→ AIM: Leave the pictures out and transcribe every record exactly.
━━ MATERIAL SHOWN ━━
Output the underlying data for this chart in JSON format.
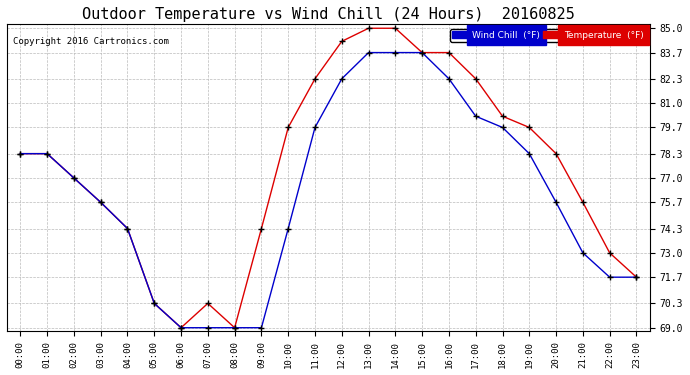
{
  "title": "Outdoor Temperature vs Wind Chill (24 Hours)  20160825",
  "copyright": "Copyright 2016 Cartronics.com",
  "hours": [
    "00:00",
    "01:00",
    "02:00",
    "03:00",
    "04:00",
    "05:00",
    "06:00",
    "07:00",
    "08:00",
    "09:00",
    "10:00",
    "11:00",
    "12:00",
    "13:00",
    "14:00",
    "15:00",
    "16:00",
    "17:00",
    "18:00",
    "19:00",
    "20:00",
    "21:00",
    "22:00",
    "23:00"
  ],
  "temperature": [
    78.3,
    78.3,
    77.0,
    75.7,
    74.3,
    70.3,
    69.0,
    70.3,
    69.0,
    74.3,
    79.7,
    82.3,
    84.3,
    85.0,
    85.0,
    83.7,
    83.7,
    82.3,
    80.3,
    79.7,
    78.3,
    75.7,
    73.0,
    71.7
  ],
  "wind_chill": [
    78.3,
    78.3,
    77.0,
    75.7,
    74.3,
    70.3,
    69.0,
    69.0,
    69.0,
    69.0,
    74.3,
    79.7,
    82.3,
    83.7,
    83.7,
    83.7,
    82.3,
    80.3,
    79.7,
    78.3,
    75.7,
    73.0,
    71.7,
    71.7
  ],
  "ylim_min": 69.0,
  "ylim_max": 85.0,
  "yticks": [
    69.0,
    70.3,
    71.7,
    73.0,
    74.3,
    75.7,
    77.0,
    78.3,
    79.7,
    81.0,
    82.3,
    83.7,
    85.0
  ],
  "temp_color": "#dd0000",
  "wind_color": "#0000cc",
  "bg_color": "#ffffff",
  "grid_color": "#bbbbbb",
  "title_fontsize": 11,
  "legend_wind_label": "Wind Chill  (°F)",
  "legend_temp_label": "Temperature  (°F)"
}
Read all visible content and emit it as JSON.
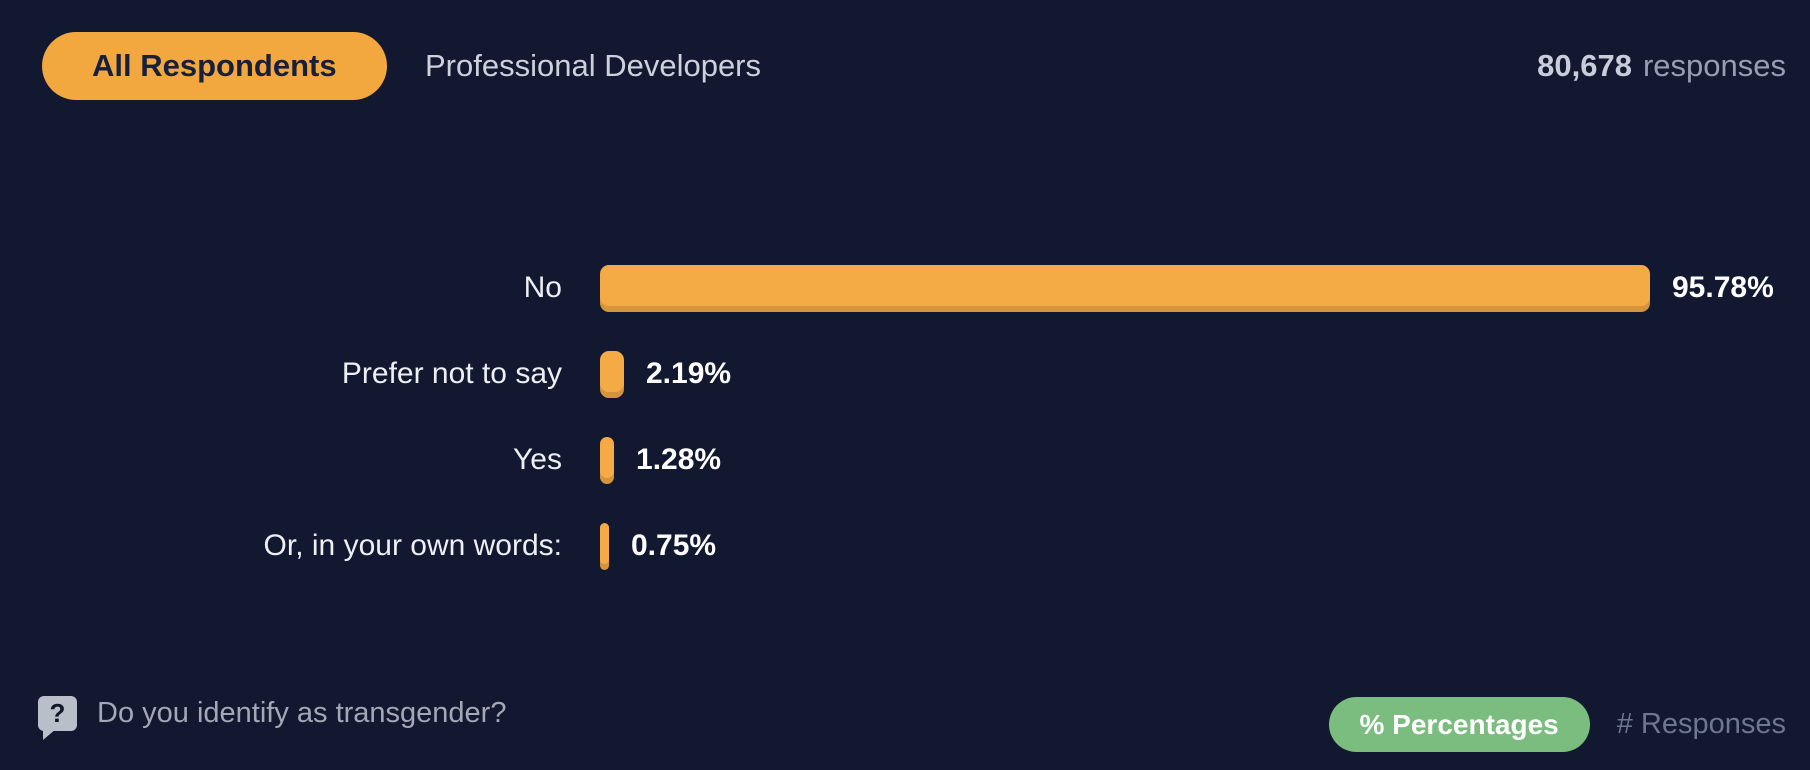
{
  "header": {
    "tabs": [
      {
        "label": "All Respondents",
        "active": true
      },
      {
        "label": "Professional Developers",
        "active": false
      }
    ],
    "responses_count": "80,678",
    "responses_label": "responses"
  },
  "chart_data": {
    "type": "bar",
    "orientation": "horizontal",
    "title": "Do you identify as transgender?",
    "categories": [
      "No",
      "Prefer not to say",
      "Yes",
      "Or, in your own words:"
    ],
    "values": [
      95.78,
      2.19,
      1.28,
      0.75
    ],
    "value_labels": [
      "95.78%",
      "2.19%",
      "1.28%",
      "0.75%"
    ],
    "unit": "%",
    "xlim": [
      0,
      100
    ],
    "bar_color": "#f4aa45",
    "grid": false,
    "legend": false
  },
  "footer": {
    "question_icon": "question-bubble-icon",
    "question_text": "Do you identify as transgender?",
    "toggle": {
      "percentages_label": "% Percentages",
      "responses_label": "# Responses",
      "active": "percentages"
    }
  },
  "colors": {
    "background": "#111830",
    "accent_orange": "#f2a83e",
    "accent_green": "#7abd7f",
    "bar_orange": "#f4aa45",
    "text_light": "#ccd1dc",
    "text_white": "#ffffff"
  }
}
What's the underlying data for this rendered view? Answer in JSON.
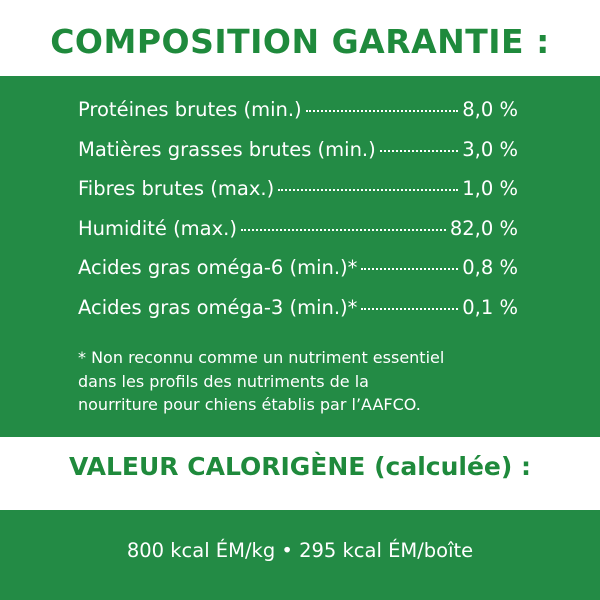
━━━
→ RESPONSE:
Output the underlying data for this chart in JSON format.
{
  "title": "Outdoor Temperature vs Wind Chill (24 Hours)  20160825",
  "copyright": "Copyright 2016 Cartronics.com",
  "hours": [
    "00:00",
    "01:00",
    "02:00",
    "03:00",
    "04:00",
    "05:00",
    "06:00",
    "07:00",
    "08:00",
    "09:00",
    "10:00",
    "11:00",
    "12:00",
    "13:00",
    "14:00",
    "15:00",
    "16:00",
    "17:00",
    "18:00",
    "19:00",
    "20:00",
    "21:00",
    "22:00",
    "23:00"
  ],
  "temperature": [
    78.3,
    78.3,
    77.0,
    75.7,
    74.3,
    70.3,
    69.0,
    70.3,
    69.0,
    74.3,
    79.7,
    82.3,
    84.3,
    85.0,
    85.0,
    83.7,
    83.7,
    82.3,
    80.3,
    79.7,
    78.3,
    75.7,
    73.0,
    71.7
  ],
  "wind_chill": [
    78.3,
    78.3,
    77.0,
    75.7,
    74.3,
    70.3,
    69.0,
    69.0,
    69.0,
    69.0,
    74.3,
    79.7,
    82.3,
    83.7,
    83.7,
    83.7,
    82.3,
    80.3,
    79.7,
    78.3,
    75.7,
    73.0,
    71.7,
    71.7
  ],
  "ylim_min": 69.0,
  "ylim_max": 85.0,
  "yticks": [
    69.0,
    70.3,
    71.7,
    73.0,
    74.3,
    75.7,
    77.0,
    78.3,
    79.7,
    81.0,
    82.3,
    83.7,
    85.0
  ],
  "temp_color": "#dd0000",
  "wind_color": "#0000cc",
  "bg_color": "#ffffff",
  "grid_color": "#bbbbbb",
  "title_fontsize": 11,
  "legend_wind_label": "Wind Chill  (°F)",
  "legend_temp_label": "Temperature  (°F)"
}
Read all visible content and emit it as JSON.
{
  "header": {
    "tabs": [
      {
        "label": "All Respondents",
        "active": true
      },
      {
        "label": "Professional Developers",
        "active": false
      }
    ],
    "responses_count": "80,678",
    "responses_label": "responses"
  },
  "chart_data": {
    "type": "bar",
    "orientation": "horizontal",
    "title": "Do you identify as transgender?",
    "categories": [
      "No",
      "Prefer not to say",
      "Yes",
      "Or, in your own words:"
    ],
    "values": [
      95.78,
      2.19,
      1.28,
      0.75
    ],
    "value_labels": [
      "95.78%",
      "2.19%",
      "1.28%",
      "0.75%"
    ],
    "unit": "%",
    "xlim": [
      0,
      100
    ],
    "bar_color": "#f4aa45",
    "grid": false,
    "legend": false
  },
  "footer": {
    "question_icon": "question-bubble-icon",
    "question_text": "Do you identify as transgender?",
    "toggle": {
      "percentages_label": "% Percentages",
      "responses_label": "# Responses",
      "active": "percentages"
    }
  },
  "colors": {
    "background": "#111830",
    "accent_orange": "#f2a83e",
    "accent_green": "#7abd7f",
    "bar_orange": "#f4aa45",
    "text_light": "#ccd1dc",
    "text_white": "#ffffff"
  }
}
What's the underlying data for this rendered view? Answer in JSON.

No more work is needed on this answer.